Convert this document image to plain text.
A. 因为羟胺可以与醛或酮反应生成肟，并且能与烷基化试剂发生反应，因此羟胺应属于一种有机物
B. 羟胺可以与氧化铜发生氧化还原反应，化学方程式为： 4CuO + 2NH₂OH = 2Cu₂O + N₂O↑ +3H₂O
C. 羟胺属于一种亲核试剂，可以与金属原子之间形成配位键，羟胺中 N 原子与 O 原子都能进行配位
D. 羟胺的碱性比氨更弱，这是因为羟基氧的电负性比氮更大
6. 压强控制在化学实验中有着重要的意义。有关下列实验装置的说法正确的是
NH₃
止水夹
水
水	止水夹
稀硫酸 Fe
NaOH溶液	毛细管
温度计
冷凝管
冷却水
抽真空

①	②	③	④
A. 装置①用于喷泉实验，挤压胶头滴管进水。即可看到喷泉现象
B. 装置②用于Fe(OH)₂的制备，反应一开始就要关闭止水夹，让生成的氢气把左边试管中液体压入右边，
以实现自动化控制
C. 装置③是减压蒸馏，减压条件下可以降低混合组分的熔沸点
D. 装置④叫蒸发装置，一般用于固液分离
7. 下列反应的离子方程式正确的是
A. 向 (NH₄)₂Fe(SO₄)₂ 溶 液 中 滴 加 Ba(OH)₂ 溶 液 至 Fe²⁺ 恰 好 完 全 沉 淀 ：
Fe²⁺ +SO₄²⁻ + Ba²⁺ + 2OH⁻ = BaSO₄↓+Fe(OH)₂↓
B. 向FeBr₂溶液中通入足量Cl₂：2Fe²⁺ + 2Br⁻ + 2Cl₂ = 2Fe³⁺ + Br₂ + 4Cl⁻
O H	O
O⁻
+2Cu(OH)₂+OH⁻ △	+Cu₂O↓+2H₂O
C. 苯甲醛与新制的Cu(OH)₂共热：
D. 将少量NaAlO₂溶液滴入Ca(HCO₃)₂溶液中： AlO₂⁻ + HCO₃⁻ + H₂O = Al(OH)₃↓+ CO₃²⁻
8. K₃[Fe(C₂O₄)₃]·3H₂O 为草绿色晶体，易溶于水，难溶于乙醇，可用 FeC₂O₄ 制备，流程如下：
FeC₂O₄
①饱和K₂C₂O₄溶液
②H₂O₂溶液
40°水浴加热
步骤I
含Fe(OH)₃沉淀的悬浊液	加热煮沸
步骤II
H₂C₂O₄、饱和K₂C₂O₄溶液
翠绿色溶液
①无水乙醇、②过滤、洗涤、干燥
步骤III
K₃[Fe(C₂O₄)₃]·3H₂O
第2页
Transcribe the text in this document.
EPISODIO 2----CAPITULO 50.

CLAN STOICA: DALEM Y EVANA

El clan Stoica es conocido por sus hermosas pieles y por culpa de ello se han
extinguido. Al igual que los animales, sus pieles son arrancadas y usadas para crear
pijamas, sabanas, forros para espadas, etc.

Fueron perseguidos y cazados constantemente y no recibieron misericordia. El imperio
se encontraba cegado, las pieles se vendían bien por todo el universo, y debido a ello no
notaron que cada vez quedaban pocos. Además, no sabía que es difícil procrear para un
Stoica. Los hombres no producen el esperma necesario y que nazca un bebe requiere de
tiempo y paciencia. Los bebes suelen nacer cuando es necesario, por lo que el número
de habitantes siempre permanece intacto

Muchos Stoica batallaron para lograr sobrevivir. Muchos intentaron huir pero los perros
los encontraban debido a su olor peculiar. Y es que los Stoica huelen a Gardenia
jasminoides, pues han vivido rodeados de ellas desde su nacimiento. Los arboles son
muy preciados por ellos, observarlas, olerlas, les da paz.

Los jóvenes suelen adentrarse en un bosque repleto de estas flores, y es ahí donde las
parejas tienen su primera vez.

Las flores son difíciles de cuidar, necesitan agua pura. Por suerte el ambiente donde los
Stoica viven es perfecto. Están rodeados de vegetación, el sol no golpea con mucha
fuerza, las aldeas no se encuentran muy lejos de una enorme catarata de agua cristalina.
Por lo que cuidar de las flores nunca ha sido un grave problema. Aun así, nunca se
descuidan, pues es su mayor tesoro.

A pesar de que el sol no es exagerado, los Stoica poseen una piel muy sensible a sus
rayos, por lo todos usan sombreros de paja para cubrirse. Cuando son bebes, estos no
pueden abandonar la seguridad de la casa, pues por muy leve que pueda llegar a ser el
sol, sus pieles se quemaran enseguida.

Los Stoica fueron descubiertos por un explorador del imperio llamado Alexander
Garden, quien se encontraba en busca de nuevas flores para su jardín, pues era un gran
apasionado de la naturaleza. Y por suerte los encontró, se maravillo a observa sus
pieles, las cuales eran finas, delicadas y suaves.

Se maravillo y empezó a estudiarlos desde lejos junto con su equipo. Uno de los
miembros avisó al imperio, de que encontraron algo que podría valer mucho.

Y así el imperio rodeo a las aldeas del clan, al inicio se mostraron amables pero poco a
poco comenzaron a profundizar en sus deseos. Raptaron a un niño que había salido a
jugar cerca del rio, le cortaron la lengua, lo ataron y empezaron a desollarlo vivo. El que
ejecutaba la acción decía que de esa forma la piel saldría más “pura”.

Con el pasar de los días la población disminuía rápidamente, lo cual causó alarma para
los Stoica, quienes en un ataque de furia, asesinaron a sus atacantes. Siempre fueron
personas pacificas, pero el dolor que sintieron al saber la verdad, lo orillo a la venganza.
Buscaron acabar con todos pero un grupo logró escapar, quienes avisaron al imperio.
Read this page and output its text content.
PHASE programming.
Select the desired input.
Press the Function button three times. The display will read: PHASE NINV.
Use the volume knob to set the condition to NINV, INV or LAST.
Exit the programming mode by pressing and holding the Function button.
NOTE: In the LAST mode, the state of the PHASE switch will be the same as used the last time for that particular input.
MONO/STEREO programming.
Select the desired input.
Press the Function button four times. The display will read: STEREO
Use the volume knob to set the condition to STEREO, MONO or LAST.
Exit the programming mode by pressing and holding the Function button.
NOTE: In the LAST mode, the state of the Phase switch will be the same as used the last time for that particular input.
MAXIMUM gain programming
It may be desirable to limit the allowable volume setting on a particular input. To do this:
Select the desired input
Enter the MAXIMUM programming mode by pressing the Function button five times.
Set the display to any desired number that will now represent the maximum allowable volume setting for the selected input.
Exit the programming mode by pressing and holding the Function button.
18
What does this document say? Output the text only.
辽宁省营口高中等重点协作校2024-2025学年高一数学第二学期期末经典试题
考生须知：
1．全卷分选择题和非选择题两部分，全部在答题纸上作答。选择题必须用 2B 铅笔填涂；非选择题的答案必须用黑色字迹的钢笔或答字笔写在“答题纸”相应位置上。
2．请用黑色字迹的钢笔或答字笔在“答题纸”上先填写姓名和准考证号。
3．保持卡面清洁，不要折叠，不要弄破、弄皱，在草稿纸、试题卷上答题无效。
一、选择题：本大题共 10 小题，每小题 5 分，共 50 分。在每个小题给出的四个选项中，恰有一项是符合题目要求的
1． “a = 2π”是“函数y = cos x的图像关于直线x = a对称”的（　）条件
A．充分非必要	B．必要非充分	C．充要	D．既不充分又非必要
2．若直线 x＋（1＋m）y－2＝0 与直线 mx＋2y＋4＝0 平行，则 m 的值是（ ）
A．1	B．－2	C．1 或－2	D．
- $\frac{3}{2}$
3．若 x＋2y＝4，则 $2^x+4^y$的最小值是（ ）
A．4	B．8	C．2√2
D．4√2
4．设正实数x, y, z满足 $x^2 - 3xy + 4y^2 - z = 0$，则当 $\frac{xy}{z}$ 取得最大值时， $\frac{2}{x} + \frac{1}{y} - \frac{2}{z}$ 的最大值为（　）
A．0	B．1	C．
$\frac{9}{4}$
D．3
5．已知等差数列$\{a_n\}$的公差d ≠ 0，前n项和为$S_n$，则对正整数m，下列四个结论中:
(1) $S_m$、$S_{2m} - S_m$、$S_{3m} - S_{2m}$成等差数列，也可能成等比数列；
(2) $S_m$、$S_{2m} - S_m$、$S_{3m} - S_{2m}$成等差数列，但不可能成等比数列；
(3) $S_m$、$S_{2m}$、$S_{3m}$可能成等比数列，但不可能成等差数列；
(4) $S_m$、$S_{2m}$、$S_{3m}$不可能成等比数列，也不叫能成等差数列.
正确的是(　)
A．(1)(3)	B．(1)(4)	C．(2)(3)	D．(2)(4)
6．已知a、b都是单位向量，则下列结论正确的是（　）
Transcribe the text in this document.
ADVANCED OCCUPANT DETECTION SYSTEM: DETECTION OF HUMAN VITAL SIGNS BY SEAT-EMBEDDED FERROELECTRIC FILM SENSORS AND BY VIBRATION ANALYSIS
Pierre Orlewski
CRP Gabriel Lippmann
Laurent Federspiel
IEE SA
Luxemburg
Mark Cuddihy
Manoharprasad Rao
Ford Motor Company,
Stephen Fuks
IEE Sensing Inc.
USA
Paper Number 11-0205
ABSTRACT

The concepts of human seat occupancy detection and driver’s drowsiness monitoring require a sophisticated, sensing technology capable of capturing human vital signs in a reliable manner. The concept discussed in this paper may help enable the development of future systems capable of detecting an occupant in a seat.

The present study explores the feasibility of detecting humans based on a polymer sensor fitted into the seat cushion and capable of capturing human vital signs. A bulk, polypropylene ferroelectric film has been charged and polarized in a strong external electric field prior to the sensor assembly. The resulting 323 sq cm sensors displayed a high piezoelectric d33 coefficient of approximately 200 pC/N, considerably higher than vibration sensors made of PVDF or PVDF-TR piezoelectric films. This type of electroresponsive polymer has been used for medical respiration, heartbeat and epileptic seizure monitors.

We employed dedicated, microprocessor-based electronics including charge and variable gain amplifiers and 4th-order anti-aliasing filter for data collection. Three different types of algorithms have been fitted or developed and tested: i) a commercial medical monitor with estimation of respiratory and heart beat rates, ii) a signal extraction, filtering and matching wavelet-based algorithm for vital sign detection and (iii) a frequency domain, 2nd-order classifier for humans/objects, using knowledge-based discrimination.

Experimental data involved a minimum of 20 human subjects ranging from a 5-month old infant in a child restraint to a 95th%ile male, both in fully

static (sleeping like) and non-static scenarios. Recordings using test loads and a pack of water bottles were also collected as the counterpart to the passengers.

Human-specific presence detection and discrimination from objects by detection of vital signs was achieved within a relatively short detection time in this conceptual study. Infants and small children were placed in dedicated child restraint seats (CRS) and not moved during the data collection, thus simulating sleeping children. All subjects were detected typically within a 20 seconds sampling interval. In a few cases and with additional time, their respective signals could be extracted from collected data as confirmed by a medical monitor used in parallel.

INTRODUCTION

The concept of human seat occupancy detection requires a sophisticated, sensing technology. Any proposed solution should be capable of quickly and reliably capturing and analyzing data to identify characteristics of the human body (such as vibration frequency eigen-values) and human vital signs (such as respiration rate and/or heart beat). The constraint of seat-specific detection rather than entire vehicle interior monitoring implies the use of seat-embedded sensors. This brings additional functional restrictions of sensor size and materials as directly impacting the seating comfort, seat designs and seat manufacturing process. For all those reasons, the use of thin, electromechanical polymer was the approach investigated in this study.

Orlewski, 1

EXERCISE REQUIREMENTS>
Scan the records above for the string "rodeados", then report every line that contains it.

EXERCISE SOLUTION>
jasminoides, pues han vivido rodeados de ellas desde su nacimiento. Los arboles son
Stoica viven es perfecto. Están rodeados de vegetación, el sol no golpea con mucha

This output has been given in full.